Task requirements:
Copy out the lines of the records verbatim, starting at the line containing "tree-item-label: Bad_Map_Generator bbox=[114, 159, 246, 175]" and ending at the line containing "chevron-right-icon[interactable]: ▶ bbox=[70, 121, 82, 132]", with both of those lines included.
########################################
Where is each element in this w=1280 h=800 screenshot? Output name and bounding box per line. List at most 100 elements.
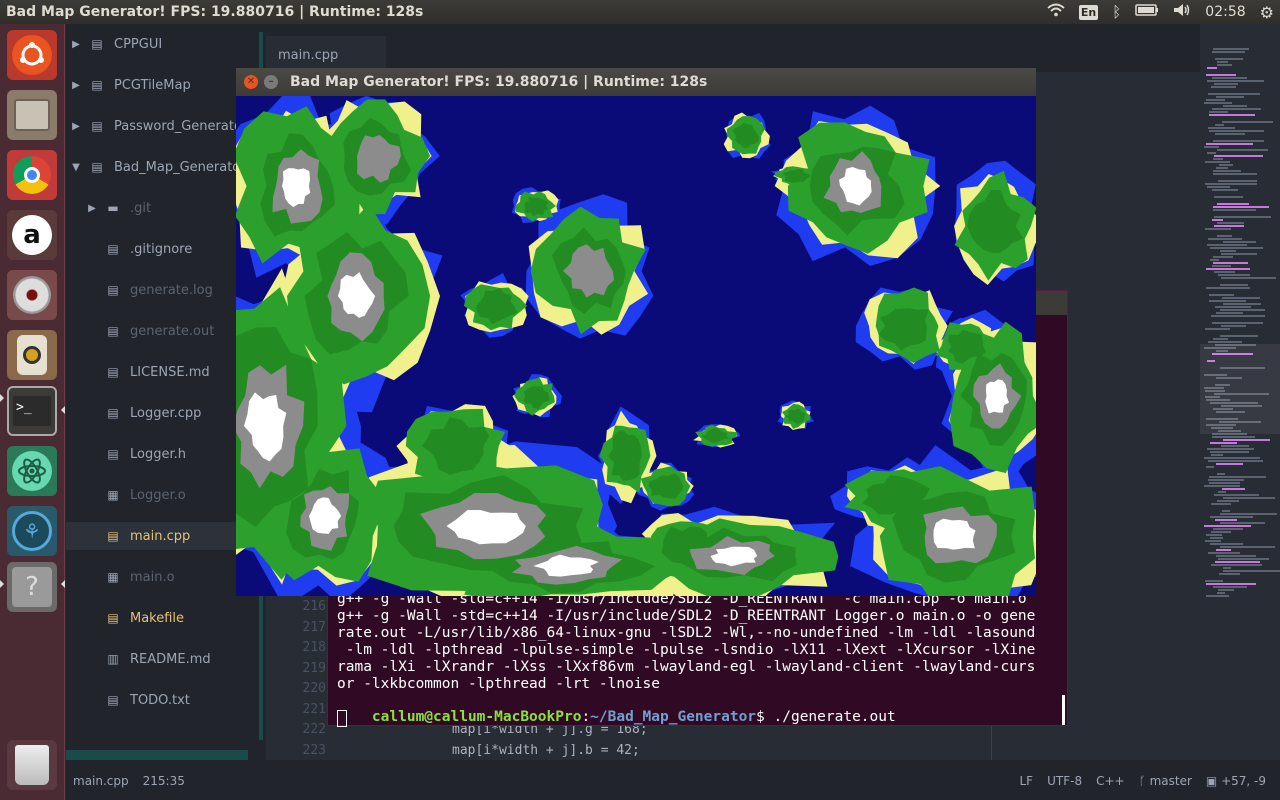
tree-item-label: Bad_Map_Generator bbox=[114, 159, 246, 175]
launcher-ubuntu-button[interactable] bbox=[7, 30, 57, 80]
system-gear-icon[interactable]: ⚙ bbox=[1260, 3, 1274, 22]
tab-bar: main.cpp bbox=[266, 24, 1200, 72]
chevron-right-icon[interactable]: ▶ bbox=[70, 80, 82, 91]
terminal-cursor bbox=[337, 710, 347, 727]
tree-item-main-cpp[interactable]: ▤ main.cpp bbox=[66, 522, 256, 550]
terminal-line: rama -lXi -lXrandr -lXss -lXxf86vm -lway… bbox=[337, 659, 1036, 675]
tree-item-logger-o[interactable]: ▦ Logger.o bbox=[66, 481, 256, 509]
file-icon: ▤ bbox=[107, 324, 119, 338]
launcher-speaker-button[interactable] bbox=[7, 330, 57, 380]
battery-icon[interactable] bbox=[1135, 4, 1159, 20]
chevron-right-icon[interactable]: ▶ bbox=[70, 121, 82, 132]
minimap-line bbox=[1206, 268, 1250, 270]
trash-icon bbox=[15, 745, 49, 785]
tree-item-logger-h[interactable]: ▤ Logger.h bbox=[66, 440, 256, 468]
minimap-line bbox=[1220, 250, 1236, 252]
status-branch[interactable]: ᚴ master bbox=[1139, 774, 1192, 788]
minimap-line bbox=[1209, 294, 1234, 296]
repo-icon: ▤ bbox=[91, 160, 103, 174]
minimap-line bbox=[1206, 534, 1222, 536]
minimap-line bbox=[1220, 335, 1258, 337]
minimap-line bbox=[1214, 196, 1243, 198]
minimap-line bbox=[1216, 96, 1244, 98]
launcher-disk-button[interactable] bbox=[7, 270, 57, 320]
tree-item-cppgui[interactable]: ▶ ▤ CPPGUI bbox=[66, 30, 256, 58]
launcher-trash-button[interactable] bbox=[7, 740, 57, 790]
tree-item-bad-map-generator[interactable]: ▼ ▤ Bad_Map_Generator bbox=[66, 153, 256, 181]
tree-item-main-o[interactable]: ▦ main.o bbox=[66, 563, 256, 591]
tree-item-password-generator[interactable]: ▶ ▤ Password_Generator bbox=[66, 112, 256, 140]
minimap-line bbox=[1215, 306, 1251, 308]
minimap-line bbox=[1206, 466, 1214, 468]
minimap-viewport[interactable] bbox=[1200, 344, 1280, 434]
speaker-icon bbox=[17, 335, 47, 375]
minimize-button[interactable]: – bbox=[264, 75, 278, 89]
tree-item-generate-out[interactable]: ▤ generate.out bbox=[66, 317, 256, 345]
minimap-line bbox=[1214, 83, 1238, 85]
terminal-cursor-line[interactable] bbox=[337, 710, 347, 727]
launcher-chrome-button[interactable] bbox=[7, 150, 57, 200]
minimap-line bbox=[1220, 546, 1275, 548]
status-cursor-position[interactable]: 215:35 bbox=[143, 774, 185, 788]
launcher-amazon-button[interactable]: a bbox=[7, 210, 57, 260]
tree-item-makefile[interactable]: ▤ Makefile bbox=[66, 604, 256, 632]
tree-item-logger-cpp[interactable]: ▤ Logger.cpp bbox=[66, 399, 256, 427]
wifi-icon[interactable] bbox=[1047, 3, 1065, 21]
chevron-down-icon[interactable]: ▼ bbox=[70, 162, 82, 173]
prompt-path: ~/Bad_Map_Generator bbox=[590, 709, 757, 725]
tree-horizontal-scrollbar[interactable] bbox=[66, 750, 248, 760]
volume-icon[interactable] bbox=[1173, 3, 1191, 21]
minimap-line bbox=[1216, 549, 1231, 551]
tree-item-todo-txt[interactable]: ▤ TODO.txt bbox=[66, 686, 256, 714]
minimap-line bbox=[1217, 203, 1249, 205]
launcher-help-button[interactable]: ? bbox=[7, 562, 57, 612]
clock[interactable]: 02:58 bbox=[1205, 4, 1245, 20]
minimap-line bbox=[1217, 64, 1232, 66]
tree-item-gitignore[interactable]: ▤ .gitignore bbox=[66, 235, 256, 263]
keyboard-layout-indicator[interactable]: En bbox=[1078, 4, 1099, 20]
tree-item-readme-md[interactable]: ▥ README.md bbox=[66, 645, 256, 673]
generated-map-canvas[interactable] bbox=[236, 96, 1036, 596]
status-diff[interactable]: ▣ +57, -9 bbox=[1206, 774, 1266, 788]
launcher-gitkraken-button[interactable]: ⚘ bbox=[7, 506, 57, 556]
minimap-line bbox=[1216, 167, 1228, 169]
minimap-line bbox=[1204, 525, 1251, 527]
tab-main-cpp[interactable]: main.cpp bbox=[266, 36, 386, 72]
status-line-ending[interactable]: LF bbox=[1020, 774, 1034, 788]
launcher-files-button[interactable] bbox=[7, 90, 57, 140]
minimap-line bbox=[1208, 552, 1240, 554]
minimap-line bbox=[1210, 451, 1249, 453]
minimap-line bbox=[1210, 537, 1223, 539]
status-encoding[interactable]: UTF-8 bbox=[1047, 774, 1082, 788]
launcher-terminal-button[interactable]: >_ bbox=[7, 386, 57, 436]
close-button[interactable]: ✕ bbox=[244, 75, 258, 89]
status-file-name[interactable]: main.cpp bbox=[73, 774, 129, 788]
tree-item-license-md[interactable]: ▤ LICENSE.md bbox=[66, 358, 256, 386]
minimap-line bbox=[1206, 595, 1229, 597]
minimap-line bbox=[1205, 540, 1221, 542]
minimap-line bbox=[1211, 564, 1262, 566]
disk-icon bbox=[13, 276, 51, 314]
minimap-line bbox=[1209, 130, 1264, 132]
code-line[interactable]: map[i*width + j].b = 42; bbox=[452, 743, 640, 758]
tree-item-git[interactable]: ▶ ▬ .git bbox=[66, 194, 256, 222]
tree-item-pcgtilemap[interactable]: ▶ ▤ PCGTileMap bbox=[66, 71, 256, 99]
bluetooth-icon[interactable]: ᛒ bbox=[1112, 3, 1121, 21]
help-icon: ? bbox=[12, 567, 52, 607]
terminal-scrollbar[interactable] bbox=[1062, 695, 1065, 725]
tree-item-generate-log[interactable]: ▤ generate.log bbox=[66, 276, 256, 304]
tree-item-label: Makefile bbox=[130, 610, 185, 626]
chevron-right-icon[interactable]: ▶ bbox=[86, 203, 98, 214]
status-grammar[interactable]: C++ bbox=[1096, 774, 1125, 788]
minimap-line bbox=[1218, 558, 1269, 560]
minimap-line bbox=[1212, 108, 1261, 110]
launcher-atom-button[interactable] bbox=[7, 446, 57, 496]
map-generator-window[interactable]: ✕ – Bad Map Generator! FPS: 19.880716 | … bbox=[236, 68, 1036, 596]
minimap-line bbox=[1208, 238, 1242, 240]
terminal-prompt-line[interactable]: callum@callum-MacBookPro:~/Bad_Map_Gener… bbox=[337, 693, 896, 741]
minimap-line bbox=[1212, 77, 1247, 79]
minimap-line bbox=[1217, 222, 1244, 224]
minimap[interactable] bbox=[1200, 48, 1280, 608]
chevron-right-icon[interactable]: ▶ bbox=[70, 39, 82, 50]
window-title-bar[interactable]: ✕ – Bad Map Generator! FPS: 19.880716 | … bbox=[236, 68, 1036, 96]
########################################
Task output:
tree-item-label: Bad_Map_Generator bbox=[114, 159, 246, 175]
launcher-ubuntu-button[interactable] bbox=[7, 30, 57, 80]
system-gear-icon[interactable]: ⚙ bbox=[1260, 3, 1274, 22]
tab-bar: main.cpp bbox=[266, 24, 1200, 72]
chevron-right-icon[interactable]: ▶ bbox=[70, 80, 82, 91]
terminal-cursor bbox=[337, 710, 347, 727]
tree-item-main-cpp[interactable]: ▤ main.cpp bbox=[66, 522, 256, 550]
terminal-line: rama -lXi -lXrandr -lXss -lXxf86vm -lway… bbox=[337, 659, 1036, 675]
tree-item-logger-o[interactable]: ▦ Logger.o bbox=[66, 481, 256, 509]
file-icon: ▤ bbox=[107, 324, 119, 338]
launcher-speaker-button[interactable] bbox=[7, 330, 57, 380]
battery-icon[interactable] bbox=[1135, 4, 1159, 20]
chevron-right-icon[interactable]: ▶ bbox=[70, 121, 82, 132]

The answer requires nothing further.